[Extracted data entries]
--- BEGIN ---
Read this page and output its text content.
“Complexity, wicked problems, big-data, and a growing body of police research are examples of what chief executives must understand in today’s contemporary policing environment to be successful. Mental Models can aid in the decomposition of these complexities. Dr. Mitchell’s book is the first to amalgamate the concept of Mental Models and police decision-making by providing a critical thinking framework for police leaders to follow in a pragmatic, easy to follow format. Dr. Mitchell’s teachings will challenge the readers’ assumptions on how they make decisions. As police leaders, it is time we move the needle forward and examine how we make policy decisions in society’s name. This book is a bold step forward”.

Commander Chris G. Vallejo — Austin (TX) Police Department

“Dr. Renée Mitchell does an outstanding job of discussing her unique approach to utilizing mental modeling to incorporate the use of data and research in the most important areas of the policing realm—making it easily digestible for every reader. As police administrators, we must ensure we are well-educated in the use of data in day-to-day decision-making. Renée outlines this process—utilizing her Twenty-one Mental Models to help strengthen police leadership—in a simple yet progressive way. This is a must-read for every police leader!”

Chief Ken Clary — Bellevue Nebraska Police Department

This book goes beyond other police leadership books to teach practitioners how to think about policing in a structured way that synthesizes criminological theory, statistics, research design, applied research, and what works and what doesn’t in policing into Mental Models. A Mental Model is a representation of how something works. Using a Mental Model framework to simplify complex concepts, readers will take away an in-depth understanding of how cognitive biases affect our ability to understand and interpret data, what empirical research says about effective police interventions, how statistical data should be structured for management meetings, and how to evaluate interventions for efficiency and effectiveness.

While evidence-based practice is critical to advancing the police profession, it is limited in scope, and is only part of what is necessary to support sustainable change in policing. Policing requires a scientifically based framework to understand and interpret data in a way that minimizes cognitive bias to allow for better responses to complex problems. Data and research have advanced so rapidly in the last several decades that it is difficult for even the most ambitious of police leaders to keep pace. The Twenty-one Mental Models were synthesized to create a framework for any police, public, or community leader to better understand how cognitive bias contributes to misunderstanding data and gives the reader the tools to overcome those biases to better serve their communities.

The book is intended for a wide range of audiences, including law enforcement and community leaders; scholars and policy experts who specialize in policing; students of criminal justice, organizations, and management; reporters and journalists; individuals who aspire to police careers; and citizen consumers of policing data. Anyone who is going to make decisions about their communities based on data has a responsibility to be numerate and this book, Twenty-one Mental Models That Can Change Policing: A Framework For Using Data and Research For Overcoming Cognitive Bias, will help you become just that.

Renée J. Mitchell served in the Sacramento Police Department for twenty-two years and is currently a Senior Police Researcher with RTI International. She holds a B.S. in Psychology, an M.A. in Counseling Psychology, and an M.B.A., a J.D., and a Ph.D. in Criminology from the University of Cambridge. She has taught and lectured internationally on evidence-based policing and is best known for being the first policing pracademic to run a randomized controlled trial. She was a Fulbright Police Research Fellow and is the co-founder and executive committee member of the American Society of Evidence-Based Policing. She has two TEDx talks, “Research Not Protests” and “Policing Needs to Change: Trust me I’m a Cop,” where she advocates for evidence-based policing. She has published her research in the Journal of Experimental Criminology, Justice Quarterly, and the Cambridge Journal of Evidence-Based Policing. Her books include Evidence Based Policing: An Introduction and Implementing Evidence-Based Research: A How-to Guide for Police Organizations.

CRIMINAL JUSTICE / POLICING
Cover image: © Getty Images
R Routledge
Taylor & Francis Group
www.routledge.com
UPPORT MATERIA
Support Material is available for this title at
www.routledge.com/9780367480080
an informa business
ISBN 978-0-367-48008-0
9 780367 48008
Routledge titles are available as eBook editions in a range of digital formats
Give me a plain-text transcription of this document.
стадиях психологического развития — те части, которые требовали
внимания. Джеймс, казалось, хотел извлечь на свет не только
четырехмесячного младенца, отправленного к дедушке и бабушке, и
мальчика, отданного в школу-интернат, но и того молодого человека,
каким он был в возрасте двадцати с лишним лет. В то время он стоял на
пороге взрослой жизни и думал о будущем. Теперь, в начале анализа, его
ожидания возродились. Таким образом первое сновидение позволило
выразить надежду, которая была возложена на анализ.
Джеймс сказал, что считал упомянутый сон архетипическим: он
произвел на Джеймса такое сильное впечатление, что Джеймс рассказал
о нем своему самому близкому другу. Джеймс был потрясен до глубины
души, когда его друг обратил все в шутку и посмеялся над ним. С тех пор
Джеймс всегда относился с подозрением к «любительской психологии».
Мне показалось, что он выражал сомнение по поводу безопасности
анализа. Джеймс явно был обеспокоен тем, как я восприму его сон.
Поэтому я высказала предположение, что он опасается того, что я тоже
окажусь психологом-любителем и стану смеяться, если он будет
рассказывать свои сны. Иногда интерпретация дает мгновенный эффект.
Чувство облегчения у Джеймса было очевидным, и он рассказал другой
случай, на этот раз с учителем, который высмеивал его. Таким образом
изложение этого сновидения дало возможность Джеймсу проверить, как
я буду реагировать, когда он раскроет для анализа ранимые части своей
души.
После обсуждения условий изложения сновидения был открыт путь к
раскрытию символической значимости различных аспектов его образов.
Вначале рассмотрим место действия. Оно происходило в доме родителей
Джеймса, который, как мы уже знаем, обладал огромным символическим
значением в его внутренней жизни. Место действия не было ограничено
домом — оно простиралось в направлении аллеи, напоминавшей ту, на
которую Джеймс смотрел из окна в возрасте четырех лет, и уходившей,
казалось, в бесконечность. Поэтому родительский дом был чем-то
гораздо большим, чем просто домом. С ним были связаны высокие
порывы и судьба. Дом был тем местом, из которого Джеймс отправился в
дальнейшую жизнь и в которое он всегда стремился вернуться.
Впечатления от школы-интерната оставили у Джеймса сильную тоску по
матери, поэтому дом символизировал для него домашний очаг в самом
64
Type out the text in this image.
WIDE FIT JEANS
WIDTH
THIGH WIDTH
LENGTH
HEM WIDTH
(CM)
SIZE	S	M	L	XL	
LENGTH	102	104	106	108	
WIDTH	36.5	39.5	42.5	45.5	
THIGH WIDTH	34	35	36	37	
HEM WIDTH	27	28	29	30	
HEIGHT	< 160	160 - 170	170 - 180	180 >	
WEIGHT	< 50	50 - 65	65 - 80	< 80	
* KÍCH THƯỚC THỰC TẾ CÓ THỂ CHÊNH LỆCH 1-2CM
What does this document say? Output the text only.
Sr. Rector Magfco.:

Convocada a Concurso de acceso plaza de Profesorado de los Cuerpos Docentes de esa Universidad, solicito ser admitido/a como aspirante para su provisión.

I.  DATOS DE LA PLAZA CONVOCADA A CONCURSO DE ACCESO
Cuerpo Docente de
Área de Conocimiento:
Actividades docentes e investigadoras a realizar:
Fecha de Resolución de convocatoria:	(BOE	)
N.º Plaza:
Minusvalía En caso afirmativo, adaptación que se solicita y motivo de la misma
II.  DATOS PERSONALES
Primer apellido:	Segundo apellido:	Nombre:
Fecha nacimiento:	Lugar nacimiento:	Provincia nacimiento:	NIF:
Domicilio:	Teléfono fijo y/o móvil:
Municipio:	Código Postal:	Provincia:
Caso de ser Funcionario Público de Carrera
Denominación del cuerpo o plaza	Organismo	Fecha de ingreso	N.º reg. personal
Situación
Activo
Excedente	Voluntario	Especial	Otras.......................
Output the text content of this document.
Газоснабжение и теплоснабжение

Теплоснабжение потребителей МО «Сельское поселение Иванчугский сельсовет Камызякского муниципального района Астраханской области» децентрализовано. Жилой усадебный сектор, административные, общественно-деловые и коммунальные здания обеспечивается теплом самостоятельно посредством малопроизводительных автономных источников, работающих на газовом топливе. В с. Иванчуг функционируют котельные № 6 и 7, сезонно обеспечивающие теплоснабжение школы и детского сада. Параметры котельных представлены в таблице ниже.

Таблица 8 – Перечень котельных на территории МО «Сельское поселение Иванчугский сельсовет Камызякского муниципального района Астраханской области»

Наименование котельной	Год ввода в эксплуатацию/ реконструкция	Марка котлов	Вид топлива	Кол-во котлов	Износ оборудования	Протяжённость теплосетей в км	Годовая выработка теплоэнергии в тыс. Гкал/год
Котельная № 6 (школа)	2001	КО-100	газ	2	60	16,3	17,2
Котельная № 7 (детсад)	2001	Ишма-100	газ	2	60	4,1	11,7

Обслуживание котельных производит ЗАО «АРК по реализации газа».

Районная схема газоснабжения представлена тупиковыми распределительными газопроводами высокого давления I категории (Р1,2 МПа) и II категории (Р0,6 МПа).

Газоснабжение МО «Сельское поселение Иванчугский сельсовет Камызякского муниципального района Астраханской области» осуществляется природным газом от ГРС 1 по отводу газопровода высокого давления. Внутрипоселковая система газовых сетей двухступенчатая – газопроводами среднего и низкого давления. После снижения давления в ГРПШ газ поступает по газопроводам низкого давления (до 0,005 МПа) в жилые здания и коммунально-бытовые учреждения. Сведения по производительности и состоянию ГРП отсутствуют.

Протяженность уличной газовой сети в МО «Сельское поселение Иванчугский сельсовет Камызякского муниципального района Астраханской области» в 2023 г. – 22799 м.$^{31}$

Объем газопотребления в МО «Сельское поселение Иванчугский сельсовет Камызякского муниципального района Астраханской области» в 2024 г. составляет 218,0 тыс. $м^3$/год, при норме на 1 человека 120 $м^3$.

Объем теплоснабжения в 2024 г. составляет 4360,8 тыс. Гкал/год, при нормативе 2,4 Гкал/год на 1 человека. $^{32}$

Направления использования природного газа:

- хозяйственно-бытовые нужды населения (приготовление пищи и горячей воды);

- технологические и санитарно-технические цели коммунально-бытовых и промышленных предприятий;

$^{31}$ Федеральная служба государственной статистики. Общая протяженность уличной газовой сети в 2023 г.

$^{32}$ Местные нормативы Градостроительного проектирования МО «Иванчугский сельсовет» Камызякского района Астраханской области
--- END ---
WHAT IS ASKED →
Scan the material above. Copy each line that holds the word "части".

FINAL RESULT →
стадиях психологического развития — те части, которые требовали
я буду реагировать, когда он раскроет для анализа ранимые части своей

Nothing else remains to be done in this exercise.